> [Task]:
Will you give the material below again, every line exactly as it is?
━━━ Extracted information
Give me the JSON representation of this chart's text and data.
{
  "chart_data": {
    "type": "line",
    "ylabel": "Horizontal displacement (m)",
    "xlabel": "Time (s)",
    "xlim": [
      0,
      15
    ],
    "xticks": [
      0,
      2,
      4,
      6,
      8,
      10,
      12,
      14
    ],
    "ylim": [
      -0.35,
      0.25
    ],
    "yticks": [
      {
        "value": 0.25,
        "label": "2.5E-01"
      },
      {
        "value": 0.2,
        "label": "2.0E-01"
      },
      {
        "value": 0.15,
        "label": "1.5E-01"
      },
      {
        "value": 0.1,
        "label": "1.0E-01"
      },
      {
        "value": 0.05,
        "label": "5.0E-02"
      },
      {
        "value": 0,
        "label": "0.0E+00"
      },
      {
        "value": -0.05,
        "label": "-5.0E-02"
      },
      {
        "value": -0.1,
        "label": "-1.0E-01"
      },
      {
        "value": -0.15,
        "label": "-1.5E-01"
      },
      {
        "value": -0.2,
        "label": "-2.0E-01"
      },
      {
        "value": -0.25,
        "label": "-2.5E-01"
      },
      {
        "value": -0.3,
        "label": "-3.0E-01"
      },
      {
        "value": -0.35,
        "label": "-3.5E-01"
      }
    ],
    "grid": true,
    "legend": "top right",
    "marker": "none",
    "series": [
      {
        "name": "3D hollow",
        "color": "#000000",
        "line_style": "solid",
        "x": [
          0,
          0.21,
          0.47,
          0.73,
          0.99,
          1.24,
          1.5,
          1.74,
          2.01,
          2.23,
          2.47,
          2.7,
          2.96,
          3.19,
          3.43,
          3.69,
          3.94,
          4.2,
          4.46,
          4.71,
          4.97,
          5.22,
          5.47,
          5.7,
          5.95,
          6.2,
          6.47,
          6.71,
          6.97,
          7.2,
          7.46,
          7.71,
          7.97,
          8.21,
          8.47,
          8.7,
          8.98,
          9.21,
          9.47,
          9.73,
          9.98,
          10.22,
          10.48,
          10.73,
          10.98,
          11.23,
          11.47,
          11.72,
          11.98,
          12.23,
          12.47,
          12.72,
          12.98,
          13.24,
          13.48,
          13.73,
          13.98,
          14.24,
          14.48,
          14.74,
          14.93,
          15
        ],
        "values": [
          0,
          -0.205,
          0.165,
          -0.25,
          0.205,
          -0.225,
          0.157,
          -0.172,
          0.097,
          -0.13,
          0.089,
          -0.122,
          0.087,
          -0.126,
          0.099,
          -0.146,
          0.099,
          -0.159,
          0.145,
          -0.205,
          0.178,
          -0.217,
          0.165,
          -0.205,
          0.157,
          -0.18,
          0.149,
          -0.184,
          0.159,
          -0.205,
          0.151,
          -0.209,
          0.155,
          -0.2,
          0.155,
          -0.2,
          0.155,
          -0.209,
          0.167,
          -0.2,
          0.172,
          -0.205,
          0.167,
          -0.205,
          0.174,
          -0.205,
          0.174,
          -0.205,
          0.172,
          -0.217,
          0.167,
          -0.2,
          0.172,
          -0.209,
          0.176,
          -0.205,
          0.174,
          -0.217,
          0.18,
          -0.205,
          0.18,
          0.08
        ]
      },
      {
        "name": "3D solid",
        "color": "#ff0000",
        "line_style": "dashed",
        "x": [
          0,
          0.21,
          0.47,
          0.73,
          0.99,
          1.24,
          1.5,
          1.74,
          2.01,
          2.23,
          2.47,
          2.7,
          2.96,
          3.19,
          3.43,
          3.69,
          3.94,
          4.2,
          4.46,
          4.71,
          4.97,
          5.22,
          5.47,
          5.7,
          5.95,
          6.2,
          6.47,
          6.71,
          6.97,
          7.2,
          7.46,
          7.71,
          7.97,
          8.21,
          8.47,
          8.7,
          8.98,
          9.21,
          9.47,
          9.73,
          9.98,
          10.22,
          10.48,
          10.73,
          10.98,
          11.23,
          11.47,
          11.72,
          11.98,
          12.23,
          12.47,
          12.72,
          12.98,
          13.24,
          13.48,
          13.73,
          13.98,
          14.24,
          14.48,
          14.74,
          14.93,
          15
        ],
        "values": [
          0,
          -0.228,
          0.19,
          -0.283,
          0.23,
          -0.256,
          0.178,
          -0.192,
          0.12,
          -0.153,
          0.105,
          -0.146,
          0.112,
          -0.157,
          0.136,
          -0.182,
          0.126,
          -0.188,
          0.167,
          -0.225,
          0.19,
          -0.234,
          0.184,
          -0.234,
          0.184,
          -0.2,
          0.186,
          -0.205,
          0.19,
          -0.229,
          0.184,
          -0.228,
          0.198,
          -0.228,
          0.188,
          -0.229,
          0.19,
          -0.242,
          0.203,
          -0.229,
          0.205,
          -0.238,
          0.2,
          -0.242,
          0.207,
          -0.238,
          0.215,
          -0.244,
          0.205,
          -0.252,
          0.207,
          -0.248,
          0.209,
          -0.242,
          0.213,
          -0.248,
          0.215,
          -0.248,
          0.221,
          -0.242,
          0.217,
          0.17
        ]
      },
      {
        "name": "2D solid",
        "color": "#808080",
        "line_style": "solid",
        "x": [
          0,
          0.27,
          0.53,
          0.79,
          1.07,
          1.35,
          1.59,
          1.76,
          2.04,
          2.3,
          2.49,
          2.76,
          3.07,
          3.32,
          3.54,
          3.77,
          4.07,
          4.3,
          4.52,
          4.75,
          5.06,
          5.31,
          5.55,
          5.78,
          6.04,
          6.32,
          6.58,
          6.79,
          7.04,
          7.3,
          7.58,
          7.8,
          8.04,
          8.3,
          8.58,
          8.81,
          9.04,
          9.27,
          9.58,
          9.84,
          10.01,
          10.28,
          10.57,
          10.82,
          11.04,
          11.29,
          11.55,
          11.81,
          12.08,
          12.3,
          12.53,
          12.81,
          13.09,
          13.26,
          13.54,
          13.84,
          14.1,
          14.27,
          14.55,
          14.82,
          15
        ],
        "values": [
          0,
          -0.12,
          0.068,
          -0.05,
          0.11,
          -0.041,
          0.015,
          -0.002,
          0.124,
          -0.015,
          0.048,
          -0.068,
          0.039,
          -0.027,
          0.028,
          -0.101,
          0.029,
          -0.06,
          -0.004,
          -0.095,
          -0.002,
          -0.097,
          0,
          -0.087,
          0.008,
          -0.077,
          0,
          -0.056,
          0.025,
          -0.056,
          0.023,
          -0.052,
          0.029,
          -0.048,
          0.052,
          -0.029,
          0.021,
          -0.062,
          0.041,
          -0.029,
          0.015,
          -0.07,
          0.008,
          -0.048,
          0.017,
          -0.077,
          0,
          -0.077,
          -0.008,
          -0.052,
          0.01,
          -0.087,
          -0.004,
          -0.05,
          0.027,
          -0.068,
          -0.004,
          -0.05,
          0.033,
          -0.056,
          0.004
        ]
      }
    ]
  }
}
━━━━━━
> [Task output]:
Give me the JSON representation of this chart's text and data.
{
  "chart_data": {
    "type": "line",
    "ylabel": "Horizontal displacement (m)",
    "xlabel": "Time (s)",
    "xlim": [
      0,
      15
    ],
    "xticks": [
      0,
      2,
      4,
      6,
      8,
      10,
      12,
      14
    ],
    "ylim": [
      -0.35,
      0.25
    ],
    "yticks": [
      {
        "value": 0.25,
        "label": "2.5E-01"
      },
      {
        "value": 0.2,
        "label": "2.0E-01"
      },
      {
        "value": 0.15,
        "label": "1.5E-01"
      },
      {
        "value": 0.1,
        "label": "1.0E-01"
      },
      {
        "value": 0.05,
        "label": "5.0E-02"
      },
      {
        "value": 0,
        "label": "0.0E+00"
      },
      {
        "value": -0.05,
        "label": "-5.0E-02"
      },
      {
        "value": -0.1,
        "label": "-1.0E-01"
      },
      {
        "value": -0.15,
        "label": "-1.5E-01"
      },
      {
        "value": -0.2,
        "label": "-2.0E-01"
      },
      {
        "value": -0.25,
        "label": "-2.5E-01"
      },
      {
        "value": -0.3,
        "label": "-3.0E-01"
      },
      {
        "value": -0.35,
        "label": "-3.5E-01"
      }
    ],
    "grid": true,
    "legend": "top right",
    "marker": "none",
    "series": [
      {
        "name": "3D hollow",
        "color": "#000000",
        "line_style": "solid",
        "x": [
          0,
          0.21,
          0.47,
          0.73,
          0.99,
          1.24,
          1.5,
          1.74,
          2.01,
          2.23,
          2.47,
          2.7,
          2.96,
          3.19,
          3.43,
          3.69,
          3.94,
          4.2,
          4.46,
          4.71,
          4.97,
          5.22,
          5.47,
          5.7,
          5.95,
          6.2,
          6.47,
          6.71,
          6.97,
          7.2,
          7.46,
          7.71,
          7.97,
          8.21,
          8.47,
          8.7,
          8.98,
          9.21,
          9.47,
          9.73,
          9.98,
          10.22,
          10.48,
          10.73,
          10.98,
          11.23,
          11.47,
          11.72,
          11.98,
          12.23,
          12.47,
          12.72,
          12.98,
          13.24,
          13.48,
          13.73,
          13.98,
          14.24,
          14.48,
          14.74,
          14.93,
          15
        ],
        "values": [
          0,
          -0.205,
          0.165,
          -0.25,
          0.205,
          -0.225,
          0.157,
          -0.172,
          0.097,
          -0.13,
          0.089,
          -0.122,
          0.087,
          -0.126,
          0.099,
          -0.146,
          0.099,
          -0.159,
          0.145,
          -0.205,
          0.178,
          -0.217,
          0.165,
          -0.205,
          0.157,
          -0.18,
          0.149,
          -0.184,
          0.159,
          -0.205,
          0.151,
          -0.209,
          0.155,
          -0.2,
          0.155,
          -0.2,
          0.155,
          -0.209,
          0.167,
          -0.2,
          0.172,
          -0.205,
          0.167,
          -0.205,
          0.174,
          -0.205,
          0.174,
          -0.205,
          0.172,
          -0.217,
          0.167,
          -0.2,
          0.172,
          -0.209,
          0.176,
          -0.205,
          0.174,
          -0.217,
          0.18,
          -0.205,
          0.18,
          0.08
        ]
      },
      {
        "name": "3D solid",
        "color": "#ff0000",
        "line_style": "dashed",
        "x": [
          0,
          0.21,
          0.47,
          0.73,
          0.99,
          1.24,
          1.5,
          1.74,
          2.01,
          2.23,
          2.47,
          2.7,
          2.96,
          3.19,
          3.43,
          3.69,
          3.94,
          4.2,
          4.46,
          4.71,
          4.97,
          5.22,
          5.47,
          5.7,
          5.95,
          6.2,
          6.47,
          6.71,
          6.97,
          7.2,
          7.46,
          7.71,
          7.97,
          8.21,
          8.47,
          8.7,
          8.98,
          9.21,
          9.47,
          9.73,
          9.98,
          10.22,
          10.48,
          10.73,
          10.98,
          11.23,
          11.47,
          11.72,
          11.98,
          12.23,
          12.47,
          12.72,
          12.98,
          13.24,
          13.48,
          13.73,
          13.98,
          14.24,
          14.48,
          14.74,
          14.93,
          15
        ],
        "values": [
          0,
          -0.228,
          0.19,
          -0.283,
          0.23,
          -0.256,
          0.178,
          -0.192,
          0.12,
          -0.153,
          0.105,
          -0.146,
          0.112,
          -0.157,
          0.136,
          -0.182,
          0.126,
          -0.188,
          0.167,
          -0.225,
          0.19,
          -0.234,
          0.184,
          -0.234,
          0.184,
          -0.2,
          0.186,
          -0.205,
          0.19,
          -0.229,
          0.184,
          -0.228,
          0.198,
          -0.228,
          0.188,
          -0.229,
          0.19,
          -0.242,
          0.203,
          -0.229,
          0.205,
          -0.238,
          0.2,
          -0.242,
          0.207,
          -0.238,
          0.215,
          -0.244,
          0.205,
          -0.252,
          0.207,
          -0.248,
          0.209,
          -0.242,
          0.213,
          -0.248,
          0.215,
          -0.248,
          0.221,
          -0.242,
          0.217,
          0.17
        ]
      },
      {
        "name": "2D solid",
        "color": "#808080",
        "line_style": "solid",
        "x": [
          0,
          0.27,
          0.53,
          0.79,
          1.07,
          1.35,
          1.59,
          1.76,
          2.04,
          2.3,
          2.49,
          2.76,
          3.07,
          3.32,
          3.54,
          3.77,
          4.07,
          4.3,
          4.52,
          4.75,
          5.06,
          5.31,
          5.55,
          5.78,
          6.04,
          6.32,
          6.58,
          6.79,
          7.04,
          7.3,
          7.58,
          7.8,
          8.04,
          8.3,
          8.58,
          8.81,
          9.04,
          9.27,
          9.58,
          9.84,
          10.01,
          10.28,
          10.57,
          10.82,
          11.04,
          11.29,
          11.55,
          11.81,
          12.08,
          12.3,
          12.53,
          12.81,
          13.09,
          13.26,
          13.54,
          13.84,
          14.1,
          14.27,
          14.55,
          14.82,
          15
        ],
        "values": [
          0,
          -0.12,
          0.068,
          -0.05,
          0.11,
          -0.041,
          0.015,
          -0.002,
          0.124,
          -0.015,
          0.048,
          -0.068,
          0.039,
          -0.027,
          0.028,
          -0.101,
          0.029,
          -0.06,
          -0.004,
          -0.095,
          -0.002,
          -0.097,
          0,
          -0.087,
          0.008,
          -0.077,
          0,
          -0.056,
          0.025,
          -0.056,
          0.023,
          -0.052,
          0.029,
          -0.048,
          0.052,
          -0.029,
          0.021,
          -0.062,
          0.041,
          -0.029,
          0.015,
          -0.07,
          0.008,
          -0.048,
          0.017,
          -0.077,
          0,
          -0.077,
          -0.008,
          -0.052,
          0.01,
          -0.087,
          -0.004,
          -0.05,
          0.027,
          -0.068,
          -0.004,
          -0.05,
          0.033,
          -0.056,
          0.004
        ]
      }
    ]
  }
}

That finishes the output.